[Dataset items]
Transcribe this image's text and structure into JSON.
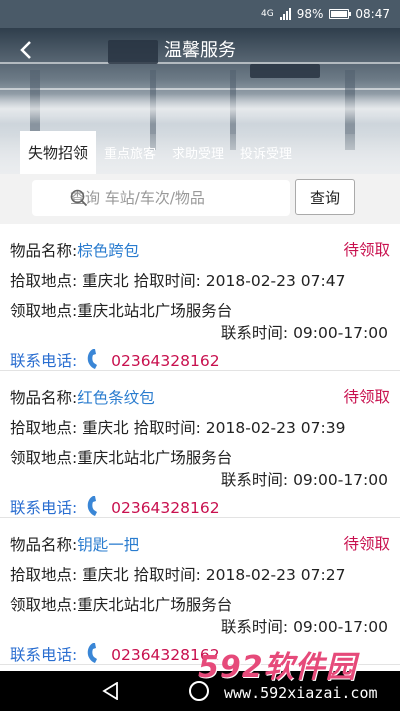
{
  "status_bar": {
    "network": "4G",
    "battery": "98%",
    "time": "08:47",
    "battery_level": 0.98
  },
  "header": {
    "title": "温馨服务"
  },
  "tabs": [
    {
      "label": "失物招领",
      "active": true
    },
    {
      "label": "重点旅客",
      "active": false
    },
    {
      "label": "求助受理",
      "active": false
    },
    {
      "label": "投诉受理",
      "active": false
    }
  ],
  "search": {
    "placeholder": "查询 车站/车次/物品",
    "button_label": "查询"
  },
  "labels": {
    "item_name": "物品名称:",
    "pickup_place": "拾取地点:",
    "pickup_time": "拾取时间:",
    "claim_place": "领取地点:",
    "contact_time": "联系时间:",
    "contact_phone": "联系电话:"
  },
  "items": [
    {
      "name": "棕色跨包",
      "status": "待领取",
      "pickup_place": "重庆北",
      "pickup_time": "2018-02-23 07:47",
      "claim_place": "重庆北站北广场服务台",
      "contact_time": "09:00-17:00",
      "phone": "02364328162"
    },
    {
      "name": "红色条纹包",
      "status": "待领取",
      "pickup_place": "重庆北",
      "pickup_time": "2018-02-23 07:39",
      "claim_place": "重庆北站北广场服务台",
      "contact_time": "09:00-17:00",
      "phone": "02364328162"
    },
    {
      "name": "钥匙一把",
      "status": "待领取",
      "pickup_place": "重庆北",
      "pickup_time": "2018-02-23 07:27",
      "claim_place": "重庆北站北广场服务台",
      "contact_time": "09:00-17:00",
      "phone": "02364328162"
    }
  ],
  "watermark": {
    "brand": "592软件园",
    "url": "www.592xiazai.com"
  },
  "colors": {
    "status": "#c8104e",
    "link_blue": "#2a7ccf",
    "phone_label": "#2a6ed0",
    "status_bar": "#4a5a68"
  }
}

» Exercise brief: Write out the whole listing exactly, and drop the pictures.

» Worked answer:
Transcribe this image's text and structure into JSON.
{
  "status_bar": {
    "network": "4G",
    "battery": "98%",
    "time": "08:47",
    "battery_level": 0.98
  },
  "header": {
    "title": "温馨服务"
  },
  "tabs": [
    {
      "label": "失物招领",
      "active": true
    },
    {
      "label": "重点旅客",
      "active": false
    },
    {
      "label": "求助受理",
      "active": false
    },
    {
      "label": "投诉受理",
      "active": false
    }
  ],
  "search": {
    "placeholder": "查询 车站/车次/物品",
    "button_label": "查询"
  },
  "labels": {
    "item_name": "物品名称:",
    "pickup_place": "拾取地点:",
    "pickup_time": "拾取时间:",
    "claim_place": "领取地点:",
    "contact_time": "联系时间:",
    "contact_phone": "联系电话:"
  },
  "items": [
    {
      "name": "棕色跨包",
      "status": "待领取",
      "pickup_place": "重庆北",
      "pickup_time": "2018-02-23 07:47",
      "claim_place": "重庆北站北广场服务台",
      "contact_time": "09:00-17:00",
      "phone": "02364328162"
    },
    {
      "name": "红色条纹包",
      "status": "待领取",
      "pickup_place": "重庆北",
      "pickup_time": "2018-02-23 07:39",
      "claim_place": "重庆北站北广场服务台",
      "contact_time": "09:00-17:00",
      "phone": "02364328162"
    },
    {
      "name": "钥匙一把",
      "status": "待领取",
      "pickup_place": "重庆北",
      "pickup_time": "2018-02-23 07:27",
      "claim_place": "重庆北站北广场服务台",
      "contact_time": "09:00-17:00",
      "phone": "02364328162"
    }
  ],
  "watermark": {
    "brand": "592软件园",
    "url": "www.592xiazai.com"
  },
  "colors": {
    "status": "#c8104e",
    "link_blue": "#2a7ccf",
    "phone_label": "#2a6ed0",
    "status_bar": "#4a5a68"
  }
}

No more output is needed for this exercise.